Task to carry out: Would you transcribe all of the data exactly, down to the last character?

Recorded data:
● ● ● ● ●

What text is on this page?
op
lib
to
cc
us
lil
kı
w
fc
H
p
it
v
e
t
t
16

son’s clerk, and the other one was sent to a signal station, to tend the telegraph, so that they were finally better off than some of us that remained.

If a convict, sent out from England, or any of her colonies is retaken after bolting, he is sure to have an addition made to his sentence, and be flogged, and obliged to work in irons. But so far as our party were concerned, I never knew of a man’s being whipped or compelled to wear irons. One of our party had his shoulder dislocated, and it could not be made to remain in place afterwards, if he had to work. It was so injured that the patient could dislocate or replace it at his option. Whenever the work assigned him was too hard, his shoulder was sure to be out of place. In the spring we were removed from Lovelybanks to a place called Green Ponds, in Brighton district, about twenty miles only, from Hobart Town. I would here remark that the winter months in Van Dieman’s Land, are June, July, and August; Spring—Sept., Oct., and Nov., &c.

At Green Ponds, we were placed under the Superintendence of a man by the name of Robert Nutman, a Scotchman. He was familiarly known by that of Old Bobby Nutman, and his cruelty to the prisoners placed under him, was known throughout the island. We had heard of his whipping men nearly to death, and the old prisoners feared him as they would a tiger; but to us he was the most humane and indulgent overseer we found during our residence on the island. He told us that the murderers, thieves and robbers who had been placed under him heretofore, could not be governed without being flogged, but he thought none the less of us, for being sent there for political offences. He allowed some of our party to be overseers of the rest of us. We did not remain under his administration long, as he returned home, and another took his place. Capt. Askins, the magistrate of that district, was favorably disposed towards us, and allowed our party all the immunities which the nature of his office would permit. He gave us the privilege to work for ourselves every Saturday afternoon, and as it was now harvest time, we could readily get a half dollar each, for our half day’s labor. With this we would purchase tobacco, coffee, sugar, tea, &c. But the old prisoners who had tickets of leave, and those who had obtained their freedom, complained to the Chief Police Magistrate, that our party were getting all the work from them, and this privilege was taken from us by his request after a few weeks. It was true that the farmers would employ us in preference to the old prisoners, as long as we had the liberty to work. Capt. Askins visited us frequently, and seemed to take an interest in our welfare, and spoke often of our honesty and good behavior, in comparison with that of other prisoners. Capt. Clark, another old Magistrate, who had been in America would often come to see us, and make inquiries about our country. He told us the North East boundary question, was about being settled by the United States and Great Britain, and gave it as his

● ● ● ● ●

Solved problem:
What text is on this page?
op
lib
to
cc
us
lil
kı
w
fc
H
p
it
v
e
t
t
16

son’s clerk, and the other one was sent to a signal station, to tend the telegraph, so that they were finally better off than some of us that remained.

If a convict, sent out from England, or any of her colonies is retaken after bolting, he is sure to have an addition made to his sentence, and be flogged, and obliged to work in irons. But so far as our party were concerned, I never knew of a man’s being whipped or compelled to wear irons. One of our party had his shoulder dislocated, and it could not be made to remain in place afterwards, if he had to work. It was so injured that the patient could dislocate or replace it at his option. Whenever the work assigned him was too hard, his shoulder was sure to be out of place. In the spring we were removed from Lovelybanks to a place called Green Ponds, in Brighton district, about twenty miles only, from Hobart Town. I would here remark that the winter months in Van Dieman’s Land, are June, July, and August; Spring—Sept., Oct., and Nov., &c.

At Green Ponds, we were placed under the Superintendence of a man by the name of Robert Nutman, a Scotchman. He was familiarly known by that of Old Bobby Nutman, and his cruelty to the prisoners placed under him, was known throughout the island. We had heard of his whipping men nearly to death, and the old prisoners feared him as they would a tiger; but to us he was the most humane and indulgent overseer we found during our residence on the island. He told us that the murderers, thieves and robbers who had been placed under him heretofore, could not be governed without being flogged, but he thought none the less of us, for being sent there for political offences. He allowed some of our party to be overseers of the rest of us. We did not remain under his administration long, as he returned home, and another took his place. Capt. Askins, the magistrate of that district, was favorably disposed towards us, and allowed our party all the immunities which the nature of his office would permit. He gave us the privilege to work for ourselves every Saturday afternoon, and as it was now harvest time, we could readily get a half dollar each, for our half day’s labor. With this we would purchase tobacco, coffee, sugar, tea, &c. But the old prisoners who had tickets of leave, and those who had obtained their freedom, complained to the Chief Police Magistrate, that our party were getting all the work from them, and this privilege was taken from us by his request after a few weeks. It was true that the farmers would employ us in preference to the old prisoners, as long as we had the liberty to work. Capt. Askins visited us frequently, and seemed to take an interest in our welfare, and spoke often of our honesty and good behavior, in comparison with that of other prisoners. Capt. Clark, another old Magistrate, who had been in America would often come to see us, and make inquiries about our country. He told us the North East boundary question, was about being settled by the United States and Great Britain, and gave it as his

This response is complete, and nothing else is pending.